Your task —
Copy out every line of the records where the string "นำผล" occurs.

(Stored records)
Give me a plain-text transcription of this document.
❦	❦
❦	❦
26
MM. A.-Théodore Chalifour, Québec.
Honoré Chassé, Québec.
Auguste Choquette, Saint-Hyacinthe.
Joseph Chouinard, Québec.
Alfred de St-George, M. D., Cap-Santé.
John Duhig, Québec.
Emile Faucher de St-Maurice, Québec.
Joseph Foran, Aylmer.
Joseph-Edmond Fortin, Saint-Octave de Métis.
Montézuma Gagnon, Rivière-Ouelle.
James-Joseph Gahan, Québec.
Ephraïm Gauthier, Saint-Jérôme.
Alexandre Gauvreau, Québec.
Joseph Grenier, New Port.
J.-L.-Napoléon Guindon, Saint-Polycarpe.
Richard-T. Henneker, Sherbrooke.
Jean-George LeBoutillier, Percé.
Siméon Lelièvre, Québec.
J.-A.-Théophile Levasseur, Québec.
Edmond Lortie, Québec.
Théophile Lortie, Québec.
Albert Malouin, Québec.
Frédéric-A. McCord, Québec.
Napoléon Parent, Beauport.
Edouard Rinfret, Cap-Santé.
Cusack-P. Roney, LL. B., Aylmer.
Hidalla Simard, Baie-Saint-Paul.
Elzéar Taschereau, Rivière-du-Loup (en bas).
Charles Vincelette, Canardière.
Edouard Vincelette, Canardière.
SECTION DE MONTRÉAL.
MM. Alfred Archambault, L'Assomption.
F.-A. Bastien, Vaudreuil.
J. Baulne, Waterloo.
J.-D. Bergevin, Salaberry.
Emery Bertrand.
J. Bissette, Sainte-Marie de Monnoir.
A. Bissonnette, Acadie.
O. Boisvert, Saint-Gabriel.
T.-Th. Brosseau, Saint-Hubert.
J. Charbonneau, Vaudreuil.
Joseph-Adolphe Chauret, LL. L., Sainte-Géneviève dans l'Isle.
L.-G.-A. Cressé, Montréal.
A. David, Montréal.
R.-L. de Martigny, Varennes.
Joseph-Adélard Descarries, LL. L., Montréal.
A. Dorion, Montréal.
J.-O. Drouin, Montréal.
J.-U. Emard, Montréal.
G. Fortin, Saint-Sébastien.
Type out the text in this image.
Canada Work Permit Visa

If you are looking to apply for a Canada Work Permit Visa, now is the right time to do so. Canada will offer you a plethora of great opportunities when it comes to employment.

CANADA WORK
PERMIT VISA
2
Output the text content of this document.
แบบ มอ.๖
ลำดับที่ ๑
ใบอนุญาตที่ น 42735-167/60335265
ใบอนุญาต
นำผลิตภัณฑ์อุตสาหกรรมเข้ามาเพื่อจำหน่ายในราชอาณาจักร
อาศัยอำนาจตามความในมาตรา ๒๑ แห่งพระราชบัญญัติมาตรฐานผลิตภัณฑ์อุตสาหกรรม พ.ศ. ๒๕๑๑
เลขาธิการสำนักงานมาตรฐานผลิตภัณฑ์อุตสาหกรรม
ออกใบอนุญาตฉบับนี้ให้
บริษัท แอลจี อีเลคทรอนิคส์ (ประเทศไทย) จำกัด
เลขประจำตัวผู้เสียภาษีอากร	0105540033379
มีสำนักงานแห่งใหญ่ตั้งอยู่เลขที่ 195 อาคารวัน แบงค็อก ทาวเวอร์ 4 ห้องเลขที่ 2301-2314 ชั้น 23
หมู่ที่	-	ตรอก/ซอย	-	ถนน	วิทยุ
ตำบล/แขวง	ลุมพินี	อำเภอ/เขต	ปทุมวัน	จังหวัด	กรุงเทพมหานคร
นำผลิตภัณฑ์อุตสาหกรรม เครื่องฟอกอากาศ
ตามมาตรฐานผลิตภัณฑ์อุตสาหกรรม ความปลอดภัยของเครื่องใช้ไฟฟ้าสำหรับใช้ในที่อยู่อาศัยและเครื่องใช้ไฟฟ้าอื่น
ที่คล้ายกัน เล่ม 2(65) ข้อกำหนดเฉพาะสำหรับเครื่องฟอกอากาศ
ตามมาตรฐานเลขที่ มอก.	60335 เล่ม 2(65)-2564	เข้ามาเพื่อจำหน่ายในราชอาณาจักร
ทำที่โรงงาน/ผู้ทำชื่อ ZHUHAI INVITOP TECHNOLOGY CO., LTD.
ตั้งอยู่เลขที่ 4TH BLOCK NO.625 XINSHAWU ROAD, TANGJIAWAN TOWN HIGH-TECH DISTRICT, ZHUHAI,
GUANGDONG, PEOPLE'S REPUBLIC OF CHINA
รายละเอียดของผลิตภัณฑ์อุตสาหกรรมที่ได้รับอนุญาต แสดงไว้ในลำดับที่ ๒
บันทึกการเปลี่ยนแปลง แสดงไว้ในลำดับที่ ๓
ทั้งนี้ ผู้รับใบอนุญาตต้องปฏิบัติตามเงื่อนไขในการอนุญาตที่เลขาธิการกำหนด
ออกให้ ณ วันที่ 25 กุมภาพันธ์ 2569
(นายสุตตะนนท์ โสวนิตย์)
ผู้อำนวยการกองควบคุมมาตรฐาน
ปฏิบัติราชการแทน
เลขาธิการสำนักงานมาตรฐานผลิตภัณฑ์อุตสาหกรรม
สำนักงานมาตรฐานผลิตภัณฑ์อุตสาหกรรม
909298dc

Answer to this task —
นำผลิตภัณฑ์อุตสาหกรรมเข้ามาเพื่อจำหน่ายในราชอาณาจักร
นำผลิตภัณฑ์อุตสาหกรรม เครื่องฟอกอากาศ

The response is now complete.